» **SET PROBLEM**
Without including any pictures, write out the listing below exactly.

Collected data
━━━━━━━━━━━━━━━━

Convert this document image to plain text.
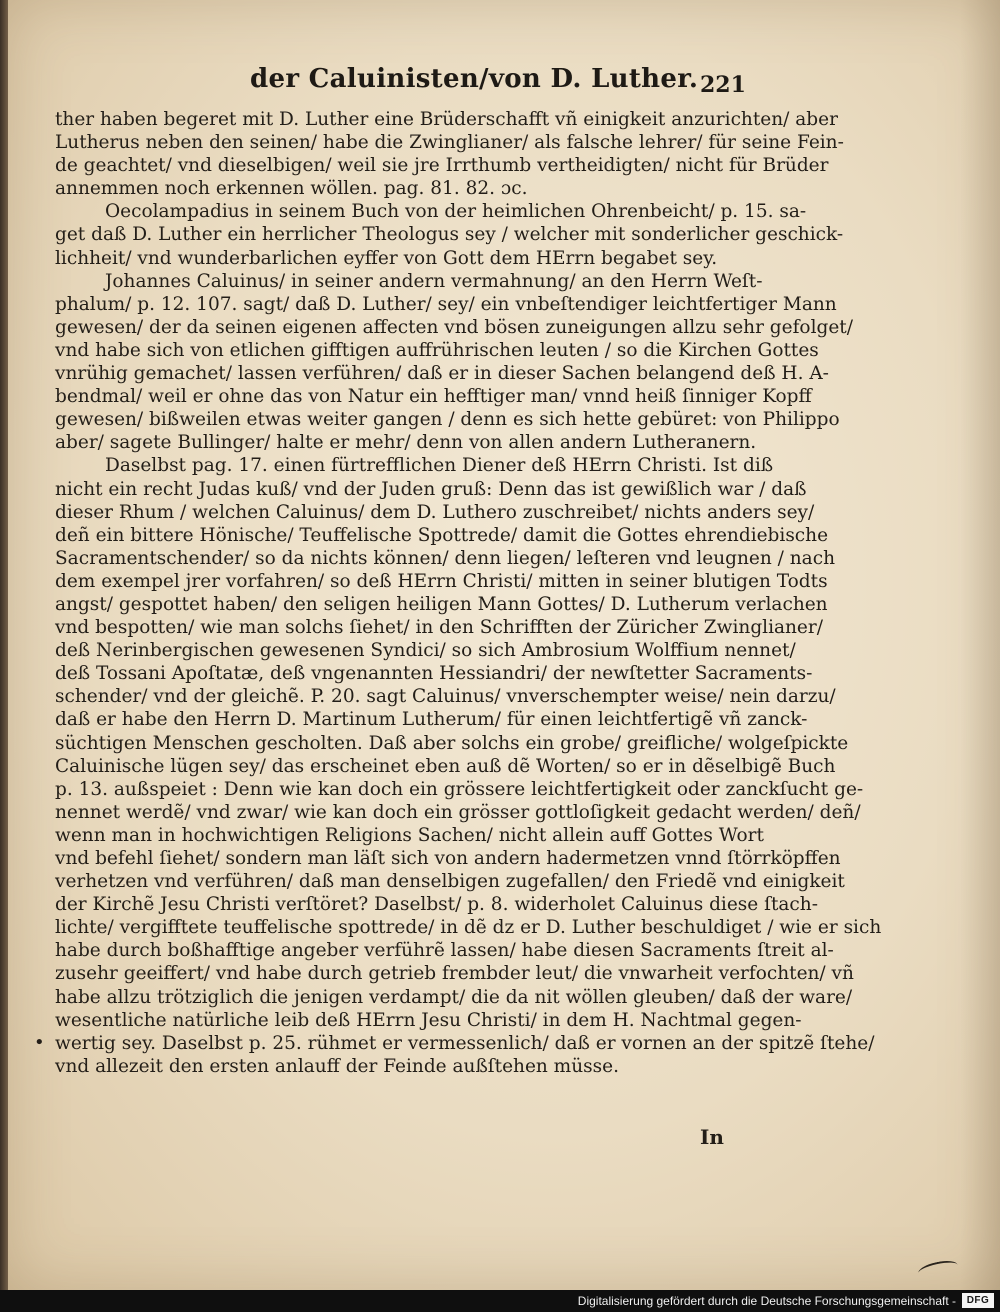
der Caluinisten/von D. Luther. 221
ther haben begeret mit D. Luther eine Brüderschafft vñ einigkeit anzurichten/ aber
Lutherus neben den seinen/ habe die Zwinglianer/ als falsche lehrer/ für seine Fein-
de geachtet/ vnd dieselbigen/ weil sie jre Irrthumb vertheidigten/ nicht für Brüder
annemmen noch erkennen wöllen. pag. 81. 82. ɔc.
Oecolampadius in seinem Buch von der heimlichen Ohrenbeicht/ p. 15. sa-
get daß D. Luther ein herrlicher Theologus sey / welcher mit sonderlicher geschick-
lichheit/ vnd wunderbarlichen eyffer von Gott dem HErrn begabet sey.
Johannes Caluinus/ in seiner andern vermahnung/ an den Herrn Weſt-
phalum/ p. 12. 107. sagt/ daß D. Luther/ sey/ ein vnbeſtendiger leichtfertiger Mann
gewesen/ der da seinen eigenen affecten vnd bösen zuneigungen allzu sehr gefolget/
vnd habe sich von etlichen gifftigen auffrührischen leuten / so die Kirchen Gottes
vnrühig gemachet/ lassen verführen/ daß er in dieser Sachen belangend deß H. A-
bendmal/ weil er ohne das von Natur ein hefftiger man/ vnnd heiß ſinniger Kopff
gewesen/ bißweilen etwas weiter gangen / denn es sich hette gebüret: von Philippo
aber/ sagete Bullinger/ halte er mehr/ denn von allen andern Lutheranern.
Daselbst pag. 17. einen fürtrefflichen Diener deß HErrn Christi. Ist diß
nicht ein recht Judas kuß/ vnd der Juden gruß: Denn das ist gewißlich war / daß
dieser Rhum / welchen Caluinus/ dem D. Luthero zuschreibet/ nichts anders sey/
deñ ein bittere Hönische/ Teuffelische Spottrede/ damit die Gottes ehrendiebische
Sacramentschender/ so da nichts können/ denn liegen/ leſteren vnd leugnen / nach
dem exempel jrer vorfahren/ so deß HErrn Christi/ mitten in seiner blutigen Todts
angst/ gespottet haben/ den seligen heiligen Mann Gottes/ D. Lutherum verlachen
vnd bespotten/ wie man solchs ſiehet/ in den Schrifften der Züricher Zwinglianer/
deß Nerinbergischen gewesenen Syndici/ so sich Ambrosium Wolffium nennet/
deß Tossani Apoſtatæ, deß vngenannten Hessiandri/ der newſtetter Sacraments-
schender/ vnd der gleichẽ. P. 20. sagt Caluinus/ vnverschempter weise/ nein darzu/
daß er habe den Herrn D. Martinum Lutherum/ für einen leichtfertigẽ vñ zanck-
süchtigen Menschen gescholten. Daß aber solchs ein grobe/ greifliche/ wolgeſpickte
Caluinische lügen sey/ das erscheinet eben auß dẽ Worten/ so er in dẽselbigẽ Buch
p. 13. außspeiet : Denn wie kan doch ein grössere leichtfertigkeit oder zanckſucht ge-
nennet werdẽ/ vnd zwar/ wie kan doch ein grösser gottloſigkeit gedacht werden/ deñ/
wenn man in hochwichtigen Religions Sachen/ nicht allein auff Gottes Wort
vnd befehl ſiehet/ sondern man läſt sich von andern hadermetzen vnnd ſtörrköpffen
verhetzen vnd verführen/ daß man denselbigen zugefallen/ den Friedẽ vnd einigkeit
der Kirchẽ Jesu Christi verſtöret? Daselbst/ p. 8. widerholet Caluinus diese ſtach-
lichte/ vergifftete teuffelische spottrede/ in dẽ dz er D. Luther beschuldiget / wie er sich
habe durch boßhafftige angeber verführẽ lassen/ habe diesen Sacraments ſtreit al-
zusehr geeiffert/ vnd habe durch getrieb frembder leut/ die vnwarheit verfochten/ vñ
habe allzu trötziglich die jenigen verdampt/ die da nit wöllen gleuben/ daß der ware/
wesentliche natürliche leib deß HErrn Jesu Christi/ in dem H. Nachtmal gegen-
wertig sey. Daselbst p. 25. rühmet er vermessenlich/ daß er vornen an der spitzẽ ſtehe/
vnd allezeit den ersten anlauff der Feinde außſtehen müsse.
•
In
Digitalisierung gefördert durch die Deutsche Forschungsgemeinschaft -	DFG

━━━━━━━━━━━━━━━━

» **THE COMPLETED TASK**
Convert this document image to plain text.
der Caluinisten/von D. Luther. 221
ther haben begeret mit D. Luther eine Brüderschafft vñ einigkeit anzurichten/ aber
Lutherus neben den seinen/ habe die Zwinglianer/ als falsche lehrer/ für seine Fein-
de geachtet/ vnd dieselbigen/ weil sie jre Irrthumb vertheidigten/ nicht für Brüder
annemmen noch erkennen wöllen. pag. 81. 82. ɔc.
Oecolampadius in seinem Buch von der heimlichen Ohrenbeicht/ p. 15. sa-
get daß D. Luther ein herrlicher Theologus sey / welcher mit sonderlicher geschick-
lichheit/ vnd wunderbarlichen eyffer von Gott dem HErrn begabet sey.
Johannes Caluinus/ in seiner andern vermahnung/ an den Herrn Weſt-
phalum/ p. 12. 107. sagt/ daß D. Luther/ sey/ ein vnbeſtendiger leichtfertiger Mann
gewesen/ der da seinen eigenen affecten vnd bösen zuneigungen allzu sehr gefolget/
vnd habe sich von etlichen gifftigen auffrührischen leuten / so die Kirchen Gottes
vnrühig gemachet/ lassen verführen/ daß er in dieser Sachen belangend deß H. A-
bendmal/ weil er ohne das von Natur ein hefftiger man/ vnnd heiß ſinniger Kopff
gewesen/ bißweilen etwas weiter gangen / denn es sich hette gebüret: von Philippo
aber/ sagete Bullinger/ halte er mehr/ denn von allen andern Lutheranern.
Daselbst pag. 17. einen fürtrefflichen Diener deß HErrn Christi. Ist diß
nicht ein recht Judas kuß/ vnd der Juden gruß: Denn das ist gewißlich war / daß
dieser Rhum / welchen Caluinus/ dem D. Luthero zuschreibet/ nichts anders sey/
deñ ein bittere Hönische/ Teuffelische Spottrede/ damit die Gottes ehrendiebische
Sacramentschender/ so da nichts können/ denn liegen/ leſteren vnd leugnen / nach
dem exempel jrer vorfahren/ so deß HErrn Christi/ mitten in seiner blutigen Todts
angst/ gespottet haben/ den seligen heiligen Mann Gottes/ D. Lutherum verlachen
vnd bespotten/ wie man solchs ſiehet/ in den Schrifften der Züricher Zwinglianer/
deß Nerinbergischen gewesenen Syndici/ so sich Ambrosium Wolffium nennet/
deß Tossani Apoſtatæ, deß vngenannten Hessiandri/ der newſtetter Sacraments-
schender/ vnd der gleichẽ. P. 20. sagt Caluinus/ vnverschempter weise/ nein darzu/
daß er habe den Herrn D. Martinum Lutherum/ für einen leichtfertigẽ vñ zanck-
süchtigen Menschen gescholten. Daß aber solchs ein grobe/ greifliche/ wolgeſpickte
Caluinische lügen sey/ das erscheinet eben auß dẽ Worten/ so er in dẽselbigẽ Buch
p. 13. außspeiet : Denn wie kan doch ein grössere leichtfertigkeit oder zanckſucht ge-
nennet werdẽ/ vnd zwar/ wie kan doch ein grösser gottloſigkeit gedacht werden/ deñ/
wenn man in hochwichtigen Religions Sachen/ nicht allein auff Gottes Wort
vnd befehl ſiehet/ sondern man läſt sich von andern hadermetzen vnnd ſtörrköpffen
verhetzen vnd verführen/ daß man denselbigen zugefallen/ den Friedẽ vnd einigkeit
der Kirchẽ Jesu Christi verſtöret? Daselbst/ p. 8. widerholet Caluinus diese ſtach-
lichte/ vergifftete teuffelische spottrede/ in dẽ dz er D. Luther beschuldiget / wie er sich
habe durch boßhafftige angeber verführẽ lassen/ habe diesen Sacraments ſtreit al-
zusehr geeiffert/ vnd habe durch getrieb frembder leut/ die vnwarheit verfochten/ vñ
habe allzu trötziglich die jenigen verdampt/ die da nit wöllen gleuben/ daß der ware/
wesentliche natürliche leib deß HErrn Jesu Christi/ in dem H. Nachtmal gegen-
wertig sey. Daselbst p. 25. rühmet er vermessenlich/ daß er vornen an der spitzẽ ſtehe/
vnd allezeit den ersten anlauff der Feinde außſtehen müsse.
•
In
Digitalisierung gefördert durch die Deutsche Forschungsgemeinschaft -	DFG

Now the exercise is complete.